Problems to solve:
**a)** In the passage on federal support for educational research, what was the National Science Foundation's first effort in developing classroom curricula?
**b)** Extend the passage on federal support for educational research, picking up right after its final sentence.

Source text:
Changing Federal Strategies for Supporting Educational Research, Development, and Statistics - September 1998
Overall, the 1960s were a prosperous period for both science and social science research.(27) Federal funding for science research rose from $1.9 billion in FY 1960 to $4.6 billion in FY 1969. Federal funds for social science research grew even more rapidly from $34.8 million in FY 1960 to $217.8 million in FY 1969.(28) And increasingly policy makers looked to the social sciences for assistance in coping with social problems such as eliminating poverty and preventing urban riots.(29)
In the late 1950s and early 1960s the National Science Foundation (NSF) became increasingly involved in the development of classroom curricula. NSF's first effort in this area was the widely acclaimed high school Physical Sciences Study Committee (PSSC) Physics. The agency then funded a high school anthropology curriculum, Man: A Course of Study (MACOS), a curriculum which became extremely controversial in the early 1970s.(30)
The quality of research in most of the other social sciences improved in the late 1950s and early 1960s, but work in education seemed to lag behind. Although some useful studies had been done, educational research was widely criticized as exploratory, technically unsophisticated, irrelevant to teachers and schools, and inaccessible to the public and policymakers.(31)

Extracted data:
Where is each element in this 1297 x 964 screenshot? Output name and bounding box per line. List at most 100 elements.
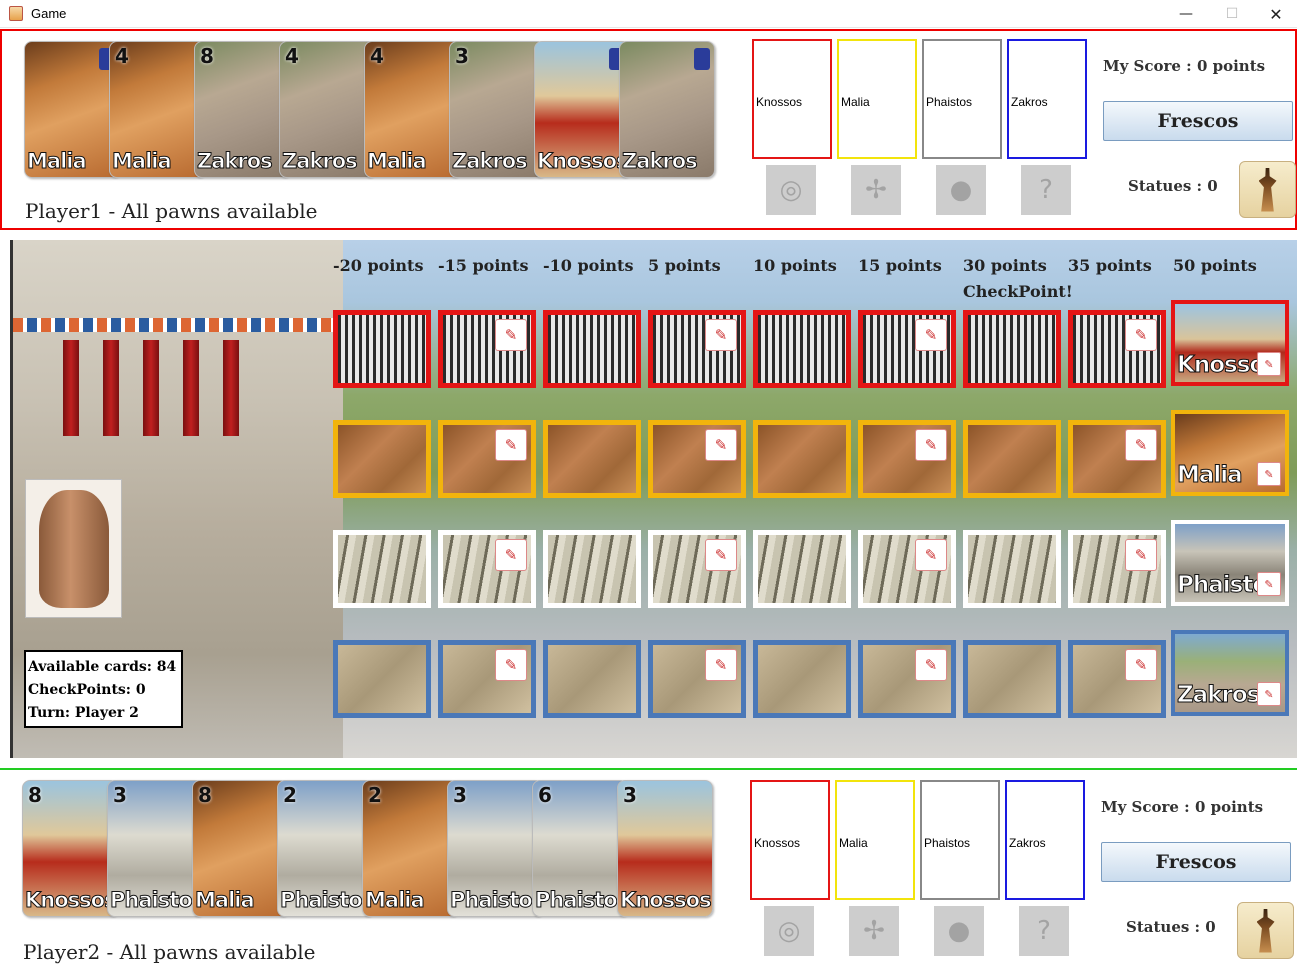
hand-card-malia[interactable]: 4 Malia bbox=[109, 41, 205, 178]
palace-label: Knossos bbox=[756, 95, 803, 109]
board-tile-malia[interactable]: ✎ bbox=[858, 420, 956, 498]
bird-icon[interactable]: ✢ bbox=[849, 906, 899, 956]
board-tile-malia[interactable] bbox=[753, 420, 851, 498]
card-number: 3 bbox=[113, 783, 127, 807]
score-track-label: 50 points bbox=[1173, 256, 1257, 275]
score-track-label: 10 points bbox=[753, 256, 837, 275]
board-tile-phaistos[interactable] bbox=[753, 530, 851, 608]
player2-palace-malia[interactable]: Malia bbox=[835, 780, 915, 900]
coin-icon[interactable]: ● bbox=[936, 165, 986, 215]
board-tile-zakros[interactable] bbox=[333, 640, 431, 718]
hand-card-knossos[interactable]: 8 Knossos bbox=[22, 780, 118, 917]
player2-frescos-button[interactable]: Frescos bbox=[1101, 842, 1291, 882]
fresco-stamp-icon: ✎ bbox=[1125, 649, 1157, 681]
hand-card-zakros[interactable]: 3 Zakros bbox=[449, 41, 545, 178]
card-number: 8 bbox=[198, 783, 212, 807]
disc-icon[interactable]: ◎ bbox=[766, 165, 816, 215]
hand-card-phaistos[interactable]: 6 Phaistos bbox=[532, 780, 628, 917]
player1-status-label: Player1 - All pawns available bbox=[25, 199, 318, 223]
hand-card-malia[interactable]: 2 Malia bbox=[362, 780, 458, 917]
maximize-button[interactable]: ☐ bbox=[1209, 0, 1255, 28]
hand-card-malia[interactable]: 8 Malia bbox=[192, 780, 288, 917]
player2-palace-zakros[interactable]: Zakros bbox=[1005, 780, 1085, 900]
board-tile-zakros[interactable] bbox=[963, 640, 1061, 718]
hand-card-zakros[interactable]: 4 Zakros bbox=[279, 41, 375, 178]
hand-card-phaistos[interactable]: 3 Phaistos bbox=[107, 780, 203, 917]
palace-tile-knossos[interactable]: Knossos ✎ bbox=[1171, 300, 1289, 386]
player1-palace-malia[interactable]: Malia bbox=[837, 39, 917, 159]
player1-palace-knossos[interactable]: Knossos bbox=[752, 39, 832, 159]
board-tile-knossos[interactable] bbox=[753, 310, 851, 388]
player1-palace-zakros[interactable]: Zakros bbox=[1007, 39, 1087, 159]
board-tile-malia[interactable] bbox=[963, 420, 1061, 498]
palace-tile-label: Malia bbox=[1177, 462, 1244, 489]
hand-card-zakros[interactable]: 8 Zakros bbox=[194, 41, 290, 178]
board-tile-malia[interactable]: ✎ bbox=[438, 420, 536, 498]
hand-card-malia[interactable]: Malia bbox=[24, 41, 120, 178]
amphora-question-icon[interactable]: ? bbox=[1021, 165, 1071, 215]
player2-palace-phaistos[interactable]: Phaistos bbox=[920, 780, 1000, 900]
hand-card-malia[interactable]: 4 Malia bbox=[364, 41, 460, 178]
palace-tile-zakros[interactable]: Zakros ✎ bbox=[1171, 630, 1289, 716]
board-tile-knossos[interactable] bbox=[963, 310, 1061, 388]
hand-card-zakros[interactable]: Zakros bbox=[619, 41, 715, 178]
disc-icon[interactable]: ◎ bbox=[764, 906, 814, 956]
board-tile-knossos[interactable]: ✎ bbox=[858, 310, 956, 388]
board-tile-malia[interactable] bbox=[333, 420, 431, 498]
board-tile-zakros[interactable]: ✎ bbox=[438, 640, 536, 718]
coin-icon[interactable]: ● bbox=[934, 906, 984, 956]
palace-column bbox=[223, 340, 239, 436]
board-tile-malia[interactable] bbox=[543, 420, 641, 498]
bird-icon[interactable]: ✢ bbox=[851, 165, 901, 215]
window-titlebar: Game — ☐ ✕ bbox=[0, 0, 1297, 28]
player2-palace-knossos[interactable]: Knossos bbox=[750, 780, 830, 900]
palace-column bbox=[143, 340, 159, 436]
palace-tile-phaistos[interactable]: Phaistos ✎ bbox=[1171, 520, 1289, 606]
turn-label: Turn: Player 2 bbox=[28, 705, 139, 721]
board-tile-knossos[interactable] bbox=[543, 310, 641, 388]
board-tile-phaistos[interactable]: ✎ bbox=[858, 530, 956, 608]
board-tile-malia[interactable]: ✎ bbox=[648, 420, 746, 498]
palace-tile-malia[interactable]: Malia ✎ bbox=[1171, 410, 1289, 496]
card-number: 3 bbox=[623, 783, 637, 807]
board-tile-phaistos[interactable] bbox=[333, 530, 431, 608]
board-tile-knossos[interactable]: ✎ bbox=[648, 310, 746, 388]
board-tile-phaistos[interactable] bbox=[543, 530, 641, 608]
board-tile-knossos[interactable]: ✎ bbox=[1068, 310, 1166, 388]
score-track-label: 35 points bbox=[1068, 256, 1152, 275]
board-tile-zakros[interactable]: ✎ bbox=[858, 640, 956, 718]
board-tile-malia[interactable]: ✎ bbox=[1068, 420, 1166, 498]
score-track-label: -10 points bbox=[543, 256, 634, 275]
palace-label: Knossos bbox=[754, 836, 801, 850]
palace-label: Zakros bbox=[1011, 95, 1048, 109]
hand-card-knossos[interactable]: 3 Knossos bbox=[617, 780, 713, 917]
amphora-question-icon[interactable]: ? bbox=[1019, 906, 1069, 956]
board-tile-zakros[interactable] bbox=[543, 640, 641, 718]
close-button[interactable]: ✕ bbox=[1253, 0, 1297, 28]
minimize-button[interactable]: — bbox=[1163, 0, 1209, 28]
minoan-figure-icon bbox=[694, 48, 710, 70]
hand-card-phaistos[interactable]: 3 Phaistos bbox=[447, 780, 543, 917]
player1-frescos-button[interactable]: Frescos bbox=[1103, 101, 1293, 141]
card-number: 4 bbox=[115, 44, 129, 68]
snake-goddess-icon[interactable] bbox=[1239, 161, 1296, 218]
card-number: 2 bbox=[368, 783, 382, 807]
score-track-label: -15 points bbox=[438, 256, 529, 275]
board-tile-phaistos[interactable]: ✎ bbox=[1068, 530, 1166, 608]
board-tile-knossos[interactable]: ✎ bbox=[438, 310, 536, 388]
board-tile-phaistos[interactable]: ✎ bbox=[438, 530, 536, 608]
player1-palace-phaistos[interactable]: Phaistos bbox=[922, 39, 1002, 159]
board-tile-zakros[interactable] bbox=[753, 640, 851, 718]
hand-card-phaistos[interactable]: 2 Phaistos bbox=[277, 780, 373, 917]
palace-tile-label: Zakros bbox=[1176, 682, 1260, 709]
board-tile-phaistos[interactable] bbox=[963, 530, 1061, 608]
board-tile-zakros[interactable]: ✎ bbox=[648, 640, 746, 718]
board-tile-knossos[interactable] bbox=[333, 310, 431, 388]
board-tile-zakros[interactable]: ✎ bbox=[1068, 640, 1166, 718]
vase-card-deck[interactable] bbox=[25, 479, 122, 618]
hand-card-knossos[interactable]: Knossos bbox=[534, 41, 630, 178]
player2-statues-count: Statues : 0 bbox=[1126, 918, 1216, 936]
score-track-label: 15 points bbox=[858, 256, 942, 275]
snake-goddess-icon[interactable] bbox=[1237, 902, 1294, 959]
board-tile-phaistos[interactable]: ✎ bbox=[648, 530, 746, 608]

Answers by task:
**a)** The high school Physical Sciences Study Committee (PSSC) Physics curriculum.

**b)**
Small but important steps were taken in the early 1960s to expand and improve research and statistics at the Office of Education. Funding for the Cooperative Research Program reached $11.5 million in FY 1964.(32) And $5 million of from the National Defense Education Act (NDEA) was targeted for research on the educational uses of television, motion pictures, and printed materials.(33) Yet Professor Francis Chase, who had assessed the Office of Research in the 1950s, continued to be highly critical of the agency in the early 1960s.(34)
Responding to the frequent criticisms of the fragmentation and ineffectiveness of existing educational research and development efforts, the Office of Education established two Research and Development Centers in FY 1964 and announced plans for another three the following year. The agency allocated nearly $1 million for the two R&D centers for FY 1964. The centers were "designed to concentrate resources on a particular problem area in education over an extended period of time. These centers require the services of a permanent core of professional staff members supplemented by the efforts of practicing educators for 5 to 10 years."(35)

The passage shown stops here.